# START OF Records shown
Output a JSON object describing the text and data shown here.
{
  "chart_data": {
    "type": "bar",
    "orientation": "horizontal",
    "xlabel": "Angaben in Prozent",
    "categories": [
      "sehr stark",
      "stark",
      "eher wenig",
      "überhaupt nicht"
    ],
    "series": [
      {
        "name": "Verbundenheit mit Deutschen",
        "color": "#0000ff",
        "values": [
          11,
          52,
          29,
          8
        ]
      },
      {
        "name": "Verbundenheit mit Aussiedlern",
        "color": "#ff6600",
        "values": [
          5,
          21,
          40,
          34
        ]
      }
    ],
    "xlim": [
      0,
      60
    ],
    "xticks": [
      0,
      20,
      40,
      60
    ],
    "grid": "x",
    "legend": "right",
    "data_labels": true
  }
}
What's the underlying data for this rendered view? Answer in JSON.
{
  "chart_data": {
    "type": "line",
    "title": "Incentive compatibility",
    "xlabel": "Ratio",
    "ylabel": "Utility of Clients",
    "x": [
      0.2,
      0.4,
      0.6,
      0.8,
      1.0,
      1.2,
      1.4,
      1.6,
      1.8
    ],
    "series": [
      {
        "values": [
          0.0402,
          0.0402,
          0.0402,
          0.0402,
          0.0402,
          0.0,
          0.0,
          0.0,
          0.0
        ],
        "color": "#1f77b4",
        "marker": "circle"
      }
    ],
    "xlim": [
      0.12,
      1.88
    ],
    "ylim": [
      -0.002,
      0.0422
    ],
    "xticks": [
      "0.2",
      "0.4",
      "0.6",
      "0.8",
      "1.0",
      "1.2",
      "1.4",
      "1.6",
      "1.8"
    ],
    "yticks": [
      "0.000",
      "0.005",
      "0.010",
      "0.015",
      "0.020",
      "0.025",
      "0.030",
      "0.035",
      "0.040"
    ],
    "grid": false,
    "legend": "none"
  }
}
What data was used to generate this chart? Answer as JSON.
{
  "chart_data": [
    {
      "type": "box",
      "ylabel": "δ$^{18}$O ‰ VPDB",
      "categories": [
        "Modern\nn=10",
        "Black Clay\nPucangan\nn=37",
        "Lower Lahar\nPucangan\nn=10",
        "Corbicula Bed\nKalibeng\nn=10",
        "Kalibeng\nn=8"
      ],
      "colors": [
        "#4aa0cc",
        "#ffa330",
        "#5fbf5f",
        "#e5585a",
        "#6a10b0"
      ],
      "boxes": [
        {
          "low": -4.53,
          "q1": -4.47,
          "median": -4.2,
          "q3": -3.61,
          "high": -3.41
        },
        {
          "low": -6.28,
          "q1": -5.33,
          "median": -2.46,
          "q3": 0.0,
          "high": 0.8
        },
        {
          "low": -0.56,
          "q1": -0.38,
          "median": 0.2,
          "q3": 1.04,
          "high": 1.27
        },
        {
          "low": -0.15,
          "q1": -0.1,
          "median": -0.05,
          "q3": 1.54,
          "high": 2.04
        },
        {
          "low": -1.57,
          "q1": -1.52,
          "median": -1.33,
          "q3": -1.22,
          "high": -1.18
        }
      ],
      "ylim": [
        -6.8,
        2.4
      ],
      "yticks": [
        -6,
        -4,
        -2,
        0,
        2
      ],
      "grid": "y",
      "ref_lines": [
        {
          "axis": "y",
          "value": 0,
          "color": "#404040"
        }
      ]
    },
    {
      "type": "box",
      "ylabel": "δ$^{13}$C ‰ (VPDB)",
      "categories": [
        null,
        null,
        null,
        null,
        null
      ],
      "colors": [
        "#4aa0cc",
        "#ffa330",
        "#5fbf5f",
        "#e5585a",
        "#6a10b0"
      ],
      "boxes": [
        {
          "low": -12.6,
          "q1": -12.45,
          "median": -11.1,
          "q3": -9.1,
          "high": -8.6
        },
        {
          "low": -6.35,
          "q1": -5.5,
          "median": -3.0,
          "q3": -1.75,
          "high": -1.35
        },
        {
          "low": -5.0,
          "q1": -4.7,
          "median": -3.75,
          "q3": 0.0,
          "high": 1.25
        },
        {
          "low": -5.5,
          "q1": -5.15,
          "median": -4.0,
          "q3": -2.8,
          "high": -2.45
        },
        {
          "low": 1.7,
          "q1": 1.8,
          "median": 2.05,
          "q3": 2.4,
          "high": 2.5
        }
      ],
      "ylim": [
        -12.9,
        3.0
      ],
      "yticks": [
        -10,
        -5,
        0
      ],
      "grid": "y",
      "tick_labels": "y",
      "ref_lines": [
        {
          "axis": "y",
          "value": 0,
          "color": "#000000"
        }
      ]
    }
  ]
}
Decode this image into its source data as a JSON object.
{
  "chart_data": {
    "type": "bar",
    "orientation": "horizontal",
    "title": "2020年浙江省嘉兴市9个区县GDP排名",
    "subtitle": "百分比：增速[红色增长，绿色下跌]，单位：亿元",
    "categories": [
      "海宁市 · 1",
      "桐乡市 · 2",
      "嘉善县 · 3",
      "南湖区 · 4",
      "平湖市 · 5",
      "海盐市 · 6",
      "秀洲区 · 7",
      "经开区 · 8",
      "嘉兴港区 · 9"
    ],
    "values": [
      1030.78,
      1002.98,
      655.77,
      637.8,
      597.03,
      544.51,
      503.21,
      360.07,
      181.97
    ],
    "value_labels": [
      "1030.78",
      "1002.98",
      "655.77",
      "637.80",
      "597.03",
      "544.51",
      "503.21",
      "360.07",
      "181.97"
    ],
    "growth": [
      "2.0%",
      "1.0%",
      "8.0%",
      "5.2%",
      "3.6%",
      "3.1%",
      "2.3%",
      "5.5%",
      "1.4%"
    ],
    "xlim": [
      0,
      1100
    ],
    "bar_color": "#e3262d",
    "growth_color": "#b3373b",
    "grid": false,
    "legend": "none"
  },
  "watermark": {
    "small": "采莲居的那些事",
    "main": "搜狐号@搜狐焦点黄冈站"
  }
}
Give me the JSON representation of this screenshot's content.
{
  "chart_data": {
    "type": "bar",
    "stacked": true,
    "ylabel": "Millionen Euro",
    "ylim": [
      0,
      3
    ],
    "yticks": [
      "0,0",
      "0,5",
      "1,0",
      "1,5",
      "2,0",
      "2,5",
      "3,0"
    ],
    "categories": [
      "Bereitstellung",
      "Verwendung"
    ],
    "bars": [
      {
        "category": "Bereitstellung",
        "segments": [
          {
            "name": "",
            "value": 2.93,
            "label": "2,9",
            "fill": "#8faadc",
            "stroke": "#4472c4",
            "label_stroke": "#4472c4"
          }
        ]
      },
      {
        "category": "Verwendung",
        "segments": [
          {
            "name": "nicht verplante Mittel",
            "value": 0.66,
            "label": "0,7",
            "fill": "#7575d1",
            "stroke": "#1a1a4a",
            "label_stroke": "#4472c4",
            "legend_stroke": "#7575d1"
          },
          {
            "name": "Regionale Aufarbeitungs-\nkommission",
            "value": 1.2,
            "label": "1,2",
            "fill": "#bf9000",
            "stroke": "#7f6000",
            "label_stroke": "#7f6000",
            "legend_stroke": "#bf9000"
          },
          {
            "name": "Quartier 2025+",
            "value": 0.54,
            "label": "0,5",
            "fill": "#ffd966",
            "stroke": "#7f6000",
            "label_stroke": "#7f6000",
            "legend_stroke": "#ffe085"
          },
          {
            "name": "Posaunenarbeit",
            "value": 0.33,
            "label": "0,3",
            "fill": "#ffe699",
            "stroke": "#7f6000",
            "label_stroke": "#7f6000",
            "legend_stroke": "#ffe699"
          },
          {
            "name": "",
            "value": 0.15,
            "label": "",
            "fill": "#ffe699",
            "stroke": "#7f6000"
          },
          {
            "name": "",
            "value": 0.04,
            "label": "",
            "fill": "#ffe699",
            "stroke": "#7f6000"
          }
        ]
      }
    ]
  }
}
# END OF Records shown
## [Given problem]
Every entry must be output again, exactly as written above.

## [Exercise output]
Output a JSON object describing the text and data shown here.
{
  "chart_data": {
    "type": "bar",
    "orientation": "horizontal",
    "xlabel": "Angaben in Prozent",
    "categories": [
      "sehr stark",
      "stark",
      "eher wenig",
      "überhaupt nicht"
    ],
    "series": [
      {
        "name": "Verbundenheit mit Deutschen",
        "color": "#0000ff",
        "values": [
          11,
          52,
          29,
          8
        ]
      },
      {
        "name": "Verbundenheit mit Aussiedlern",
        "color": "#ff6600",
        "values": [
          5,
          21,
          40,
          34
        ]
      }
    ],
    "xlim": [
      0,
      60
    ],
    "xticks": [
      0,
      20,
      40,
      60
    ],
    "grid": "x",
    "legend": "right",
    "data_labels": true
  }
}
What's the underlying data for this rendered view? Answer in JSON.
{
  "chart_data": {
    "type": "line",
    "title": "Incentive compatibility",
    "xlabel": "Ratio",
    "ylabel": "Utility of Clients",
    "x": [
      0.2,
      0.4,
      0.6,
      0.8,
      1.0,
      1.2,
      1.4,
      1.6,
      1.8
    ],
    "series": [
      {
        "values": [
          0.0402,
          0.0402,
          0.0402,
          0.0402,
          0.0402,
          0.0,
          0.0,
          0.0,
          0.0
        ],
        "color": "#1f77b4",
        "marker": "circle"
      }
    ],
    "xlim": [
      0.12,
      1.88
    ],
    "ylim": [
      -0.002,
      0.0422
    ],
    "xticks": [
      "0.2",
      "0.4",
      "0.6",
      "0.8",
      "1.0",
      "1.2",
      "1.4",
      "1.6",
      "1.8"
    ],
    "yticks": [
      "0.000",
      "0.005",
      "0.010",
      "0.015",
      "0.020",
      "0.025",
      "0.030",
      "0.035",
      "0.040"
    ],
    "grid": false,
    "legend": "none"
  }
}
What data was used to generate this chart? Answer as JSON.
{
  "chart_data": [
    {
      "type": "box",
      "ylabel": "δ$^{18}$O ‰ VPDB",
      "categories": [
        "Modern\nn=10",
        "Black Clay\nPucangan\nn=37",
        "Lower Lahar\nPucangan\nn=10",
        "Corbicula Bed\nKalibeng\nn=10",
        "Kalibeng\nn=8"
      ],
      "colors": [
        "#4aa0cc",
        "#ffa330",
        "#5fbf5f",
        "#e5585a",
        "#6a10b0"
      ],
      "boxes": [
        {
          "low": -4.53,
          "q1": -4.47,
          "median": -4.2,
          "q3": -3.61,
          "high": -3.41
        },
        {
          "low": -6.28,
          "q1": -5.33,
          "median": -2.46,
          "q3": 0.0,
          "high": 0.8
        },
        {
          "low": -0.56,
          "q1": -0.38,
          "median": 0.2,
          "q3": 1.04,
          "high": 1.27
        },
        {
          "low": -0.15,
          "q1": -0.1,
          "median": -0.05,
          "q3": 1.54,
          "high": 2.04
        },
        {
          "low": -1.57,
          "q1": -1.52,
          "median": -1.33,
          "q3": -1.22,
          "high": -1.18
        }
      ],
      "ylim": [
        -6.8,
        2.4
      ],
      "yticks": [
        -6,
        -4,
        -2,
        0,
        2
      ],
      "grid": "y",
      "ref_lines": [
        {
          "axis": "y",
          "value": 0,
          "color": "#404040"
        }
      ]
    },
    {
      "type": "box",
      "ylabel": "δ$^{13}$C ‰ (VPDB)",
      "categories": [
        null,
        null,
        null,
        null,
        null
      ],
      "colors": [
        "#4aa0cc",
        "#ffa330",
        "#5fbf5f",
        "#e5585a",
        "#6a10b0"
      ],
      "boxes": [
        {
          "low": -12.6,
          "q1": -12.45,
          "median": -11.1,
          "q3": -9.1,
          "high": -8.6
        },
        {
          "low": -6.35,
          "q1": -5.5,
          "median": -3.0,
          "q3": -1.75,
          "high": -1.35
        },
        {
          "low": -5.0,
          "q1": -4.7,
          "median": -3.75,
          "q3": 0.0,
          "high": 1.25
        },
        {
          "low": -5.5,
          "q1": -5.15,
          "median": -4.0,
          "q3": -2.8,
          "high": -2.45
        },
        {
          "low": 1.7,
          "q1": 1.8,
          "median": 2.05,
          "q3": 2.4,
          "high": 2.5
        }
      ],
      "ylim": [
        -12.9,
        3.0
      ],
      "yticks": [
        -10,
        -5,
        0
      ],
      "grid": "y",
      "tick_labels": "y",
      "ref_lines": [
        {
          "axis": "y",
          "value": 0,
          "color": "#000000"
        }
      ]
    }
  ]
}
Decode this image into its source data as a JSON object.
{
  "chart_data": {
    "type": "bar",
    "orientation": "horizontal",
    "title": "2020年浙江省嘉兴市9个区县GDP排名",
    "subtitle": "百分比：增速[红色增长，绿色下跌]，单位：亿元",
    "categories": [
      "海宁市 · 1",
      "桐乡市 · 2",
      "嘉善县 · 3",
      "南湖区 · 4",
      "平湖市 · 5",
      "海盐市 · 6",
      "秀洲区 · 7",
      "经开区 · 8",
      "嘉兴港区 · 9"
    ],
    "values": [
      1030.78,
      1002.98,
      655.77,
      637.8,
      597.03,
      544.51,
      503.21,
      360.07,
      181.97
    ],
    "value_labels": [
      "1030.78",
      "1002.98",
      "655.77",
      "637.80",
      "597.03",
      "544.51",
      "503.21",
      "360.07",
      "181.97"
    ],
    "growth": [
      "2.0%",
      "1.0%",
      "8.0%",
      "5.2%",
      "3.6%",
      "3.1%",
      "2.3%",
      "5.5%",
      "1.4%"
    ],
    "xlim": [
      0,
      1100
    ],
    "bar_color": "#e3262d",
    "growth_color": "#b3373b",
    "grid": false,
    "legend": "none"
  },
  "watermark": {
    "small": "采莲居的那些事",
    "main": "搜狐号@搜狐焦点黄冈站"
  }
}
Give me the JSON representation of this screenshot's content.
{
  "chart_data": {
    "type": "bar",
    "stacked": true,
    "ylabel": "Millionen Euro",
    "ylim": [
      0,
      3
    ],
    "yticks": [
      "0,0",
      "0,5",
      "1,0",
      "1,5",
      "2,0",
      "2,5",
      "3,0"
    ],
    "categories": [
      "Bereitstellung",
      "Verwendung"
    ],
    "bars": [
      {
        "category": "Bereitstellung",
        "segments": [
          {
            "name": "",
            "value": 2.93,
            "label": "2,9",
            "fill": "#8faadc",
            "stroke": "#4472c4",
            "label_stroke": "#4472c4"
          }
        ]
      },
      {
        "category": "Verwendung",
        "segments": [
          {
            "name": "nicht verplante Mittel",
            "value": 0.66,
            "label": "0,7",
            "fill": "#7575d1",
            "stroke": "#1a1a4a",
            "label_stroke": "#4472c4",
            "legend_stroke": "#7575d1"
          },
          {
            "name": "Regionale Aufarbeitungs-\nkommission",
            "value": 1.2,
            "label": "1,2",
            "fill": "#bf9000",
            "stroke": "#7f6000",
            "label_stroke": "#7f6000",
            "legend_stroke": "#bf9000"
          },
          {
            "name": "Quartier 2025+",
            "value": 0.54,
            "label": "0,5",
            "fill": "#ffd966",
            "stroke": "#7f6000",
            "label_stroke": "#7f6000",
            "legend_stroke": "#ffe085"
          },
          {
            "name": "Posaunenarbeit",
            "value": 0.33,
            "label": "0,3",
            "fill": "#ffe699",
            "stroke": "#7f6000",
            "label_stroke": "#7f6000",
            "legend_stroke": "#ffe699"
          },
          {
            "name": "",
            "value": 0.15,
            "label": "",
            "fill": "#ffe699",
            "stroke": "#7f6000"
          },
          {
            "name": "",
            "value": 0.04,
            "label": "",
            "fill": "#ffe699",
            "stroke": "#7f6000"
          }
        ]
      }
    ]
  }
}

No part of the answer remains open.